INSTRUCTIONS FOR THE TASK: Please reproduce the records below from their beginning through the line containing "chart-title-block: Panel assessment", including that line.

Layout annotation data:

_ _ _ _ _

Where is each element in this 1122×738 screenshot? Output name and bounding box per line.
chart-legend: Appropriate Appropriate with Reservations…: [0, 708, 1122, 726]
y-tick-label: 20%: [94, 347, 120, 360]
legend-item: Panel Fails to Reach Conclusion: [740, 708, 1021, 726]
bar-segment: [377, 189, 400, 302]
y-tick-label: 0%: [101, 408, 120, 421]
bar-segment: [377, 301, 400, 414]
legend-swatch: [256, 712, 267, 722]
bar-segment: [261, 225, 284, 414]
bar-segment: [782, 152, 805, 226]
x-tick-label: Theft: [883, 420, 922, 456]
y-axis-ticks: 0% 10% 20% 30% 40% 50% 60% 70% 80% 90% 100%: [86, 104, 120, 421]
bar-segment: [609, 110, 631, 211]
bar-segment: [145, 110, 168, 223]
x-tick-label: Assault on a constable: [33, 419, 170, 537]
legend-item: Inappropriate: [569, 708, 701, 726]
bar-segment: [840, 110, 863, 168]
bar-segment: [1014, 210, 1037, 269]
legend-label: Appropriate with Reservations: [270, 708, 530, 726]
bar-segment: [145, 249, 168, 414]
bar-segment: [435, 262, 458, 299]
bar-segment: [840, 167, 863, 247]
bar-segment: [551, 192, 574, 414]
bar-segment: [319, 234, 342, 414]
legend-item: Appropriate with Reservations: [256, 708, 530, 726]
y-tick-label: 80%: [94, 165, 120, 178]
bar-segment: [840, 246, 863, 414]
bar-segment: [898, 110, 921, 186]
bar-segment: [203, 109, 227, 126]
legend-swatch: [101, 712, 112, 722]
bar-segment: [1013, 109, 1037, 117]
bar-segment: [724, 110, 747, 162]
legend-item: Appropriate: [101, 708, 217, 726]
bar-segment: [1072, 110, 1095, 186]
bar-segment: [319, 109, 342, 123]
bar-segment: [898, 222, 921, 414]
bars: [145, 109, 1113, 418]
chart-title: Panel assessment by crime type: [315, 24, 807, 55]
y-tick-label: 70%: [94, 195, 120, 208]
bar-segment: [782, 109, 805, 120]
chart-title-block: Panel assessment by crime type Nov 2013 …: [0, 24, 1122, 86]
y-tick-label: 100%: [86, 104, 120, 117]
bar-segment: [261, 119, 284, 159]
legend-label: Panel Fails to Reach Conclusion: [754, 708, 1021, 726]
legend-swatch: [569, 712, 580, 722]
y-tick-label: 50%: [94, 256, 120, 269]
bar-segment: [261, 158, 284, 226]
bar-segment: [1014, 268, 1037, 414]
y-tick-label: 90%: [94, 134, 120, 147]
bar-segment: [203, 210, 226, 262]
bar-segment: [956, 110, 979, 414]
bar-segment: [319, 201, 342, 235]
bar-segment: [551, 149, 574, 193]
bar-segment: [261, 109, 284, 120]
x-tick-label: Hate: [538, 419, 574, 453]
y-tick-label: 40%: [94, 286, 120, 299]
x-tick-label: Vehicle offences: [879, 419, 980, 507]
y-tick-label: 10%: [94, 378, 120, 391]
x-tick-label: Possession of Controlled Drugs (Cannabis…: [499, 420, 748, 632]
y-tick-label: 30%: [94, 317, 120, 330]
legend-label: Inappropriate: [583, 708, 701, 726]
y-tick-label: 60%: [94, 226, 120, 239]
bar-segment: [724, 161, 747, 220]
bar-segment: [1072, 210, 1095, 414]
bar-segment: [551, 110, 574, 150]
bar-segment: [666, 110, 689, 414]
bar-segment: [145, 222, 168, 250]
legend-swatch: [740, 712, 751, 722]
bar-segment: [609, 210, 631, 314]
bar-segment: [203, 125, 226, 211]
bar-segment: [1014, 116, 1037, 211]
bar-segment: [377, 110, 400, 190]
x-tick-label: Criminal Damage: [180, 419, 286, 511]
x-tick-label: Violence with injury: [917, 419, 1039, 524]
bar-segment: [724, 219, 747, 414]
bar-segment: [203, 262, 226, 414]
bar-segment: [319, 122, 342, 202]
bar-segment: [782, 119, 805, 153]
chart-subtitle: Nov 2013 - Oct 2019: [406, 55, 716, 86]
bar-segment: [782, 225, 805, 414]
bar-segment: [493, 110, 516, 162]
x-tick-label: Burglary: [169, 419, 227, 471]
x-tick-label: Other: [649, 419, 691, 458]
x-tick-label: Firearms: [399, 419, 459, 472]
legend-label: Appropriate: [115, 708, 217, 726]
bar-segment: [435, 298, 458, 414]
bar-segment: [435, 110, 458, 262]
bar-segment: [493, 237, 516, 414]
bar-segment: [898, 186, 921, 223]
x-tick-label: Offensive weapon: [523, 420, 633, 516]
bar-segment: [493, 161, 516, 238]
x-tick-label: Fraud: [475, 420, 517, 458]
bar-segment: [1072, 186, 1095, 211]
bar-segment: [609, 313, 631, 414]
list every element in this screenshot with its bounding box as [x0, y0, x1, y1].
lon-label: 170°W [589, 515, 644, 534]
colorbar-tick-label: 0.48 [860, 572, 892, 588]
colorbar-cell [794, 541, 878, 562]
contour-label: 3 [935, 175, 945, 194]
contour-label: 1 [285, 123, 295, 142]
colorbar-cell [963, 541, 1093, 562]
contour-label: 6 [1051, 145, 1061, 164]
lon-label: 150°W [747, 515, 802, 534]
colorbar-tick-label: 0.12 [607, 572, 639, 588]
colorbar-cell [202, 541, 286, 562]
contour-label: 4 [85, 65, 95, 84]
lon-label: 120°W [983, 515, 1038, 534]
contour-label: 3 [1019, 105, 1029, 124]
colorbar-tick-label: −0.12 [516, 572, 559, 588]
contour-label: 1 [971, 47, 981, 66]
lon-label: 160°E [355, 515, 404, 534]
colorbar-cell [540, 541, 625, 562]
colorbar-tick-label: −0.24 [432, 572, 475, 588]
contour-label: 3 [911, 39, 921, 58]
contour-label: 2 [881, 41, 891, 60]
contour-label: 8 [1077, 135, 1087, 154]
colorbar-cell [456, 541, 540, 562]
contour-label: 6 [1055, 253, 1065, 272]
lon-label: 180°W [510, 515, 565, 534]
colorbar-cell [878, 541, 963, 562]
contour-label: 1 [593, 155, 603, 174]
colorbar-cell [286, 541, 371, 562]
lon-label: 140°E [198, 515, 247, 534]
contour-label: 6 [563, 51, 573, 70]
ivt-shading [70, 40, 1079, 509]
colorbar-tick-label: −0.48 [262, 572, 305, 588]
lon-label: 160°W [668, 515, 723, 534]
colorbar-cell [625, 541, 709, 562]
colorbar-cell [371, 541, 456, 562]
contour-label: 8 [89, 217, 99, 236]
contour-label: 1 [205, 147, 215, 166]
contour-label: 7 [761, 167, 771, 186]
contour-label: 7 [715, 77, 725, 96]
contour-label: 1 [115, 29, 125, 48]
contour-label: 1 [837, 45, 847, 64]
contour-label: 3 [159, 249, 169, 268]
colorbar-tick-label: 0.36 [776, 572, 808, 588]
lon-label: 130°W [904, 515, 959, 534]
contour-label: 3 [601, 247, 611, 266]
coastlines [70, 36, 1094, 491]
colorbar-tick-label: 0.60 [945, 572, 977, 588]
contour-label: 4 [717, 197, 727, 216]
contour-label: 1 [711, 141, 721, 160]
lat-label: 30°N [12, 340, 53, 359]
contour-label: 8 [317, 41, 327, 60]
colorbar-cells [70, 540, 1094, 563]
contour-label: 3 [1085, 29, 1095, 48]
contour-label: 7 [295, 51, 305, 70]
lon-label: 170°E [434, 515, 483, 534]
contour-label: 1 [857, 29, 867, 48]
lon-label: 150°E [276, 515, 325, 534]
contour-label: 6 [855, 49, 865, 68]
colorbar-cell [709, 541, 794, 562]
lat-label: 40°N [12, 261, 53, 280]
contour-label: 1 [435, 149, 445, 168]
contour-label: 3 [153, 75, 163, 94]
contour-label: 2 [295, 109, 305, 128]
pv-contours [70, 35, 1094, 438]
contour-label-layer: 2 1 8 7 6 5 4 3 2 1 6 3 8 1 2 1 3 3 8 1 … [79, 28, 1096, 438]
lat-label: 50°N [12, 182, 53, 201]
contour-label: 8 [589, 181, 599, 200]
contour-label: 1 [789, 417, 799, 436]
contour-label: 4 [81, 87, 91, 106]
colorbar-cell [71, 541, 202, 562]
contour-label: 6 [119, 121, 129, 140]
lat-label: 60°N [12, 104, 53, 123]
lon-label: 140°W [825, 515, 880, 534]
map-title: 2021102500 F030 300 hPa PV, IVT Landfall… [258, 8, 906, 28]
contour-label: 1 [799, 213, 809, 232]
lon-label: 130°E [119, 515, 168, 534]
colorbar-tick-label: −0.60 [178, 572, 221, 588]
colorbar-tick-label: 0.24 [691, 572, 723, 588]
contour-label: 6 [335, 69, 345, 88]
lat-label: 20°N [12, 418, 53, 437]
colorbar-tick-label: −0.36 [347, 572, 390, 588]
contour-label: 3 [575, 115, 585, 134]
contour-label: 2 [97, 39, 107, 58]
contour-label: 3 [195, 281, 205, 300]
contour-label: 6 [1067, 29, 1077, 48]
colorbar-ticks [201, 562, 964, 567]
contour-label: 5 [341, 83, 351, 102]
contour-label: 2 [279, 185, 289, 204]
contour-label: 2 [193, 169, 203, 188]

_ _ _ _ _

THE OUTPUT:
Where is each element in this 1122×738 screenshot? Output name and bounding box per line.
chart-legend: Appropriate Appropriate with Reservations…: [0, 708, 1122, 726]
y-tick-label: 20%: [94, 347, 120, 360]
legend-item: Panel Fails to Reach Conclusion: [740, 708, 1021, 726]
bar-segment: [377, 189, 400, 302]
y-tick-label: 0%: [101, 408, 120, 421]
bar-segment: [377, 301, 400, 414]
legend-swatch: [256, 712, 267, 722]
bar-segment: [261, 225, 284, 414]
bar-segment: [782, 152, 805, 226]
x-tick-label: Theft: [883, 420, 922, 456]
y-axis-ticks: 0% 10% 20% 30% 40% 50% 60% 70% 80% 90% 100%: [86, 104, 120, 421]
bar-segment: [609, 110, 631, 211]
bar-segment: [145, 110, 168, 223]
x-tick-label: Assault on a constable: [33, 419, 170, 537]
legend-item: Inappropriate: [569, 708, 701, 726]
bar-segment: [840, 110, 863, 168]
bar-segment: [1014, 210, 1037, 269]
legend-label: Appropriate with Reservations: [270, 708, 530, 726]
bar-segment: [145, 249, 168, 414]
bar-segment: [435, 262, 458, 299]
bar-segment: [840, 167, 863, 247]
bar-segment: [551, 192, 574, 414]
bar-segment: [319, 234, 342, 414]
legend-item: Appropriate with Reservations: [256, 708, 530, 726]
y-tick-label: 80%: [94, 165, 120, 178]
bar-segment: [840, 246, 863, 414]
bar-segment: [898, 110, 921, 186]
bar-segment: [203, 109, 227, 126]
legend-swatch: [101, 712, 112, 722]
bar-segment: [1013, 109, 1037, 117]
bar-segment: [724, 110, 747, 162]
legend-item: Appropriate: [101, 708, 217, 726]
bar-segment: [1072, 110, 1095, 186]
bar-segment: [319, 109, 342, 123]
bar-segment: [898, 222, 921, 414]
bars: [145, 109, 1113, 418]
chart-title: Panel assessment by crime type: [315, 24, 807, 55]
y-tick-label: 70%: [94, 195, 120, 208]
bar-segment: [782, 109, 805, 120]
chart-title-block: Panel assessment by crime type Nov 2013 …: [0, 24, 1122, 86]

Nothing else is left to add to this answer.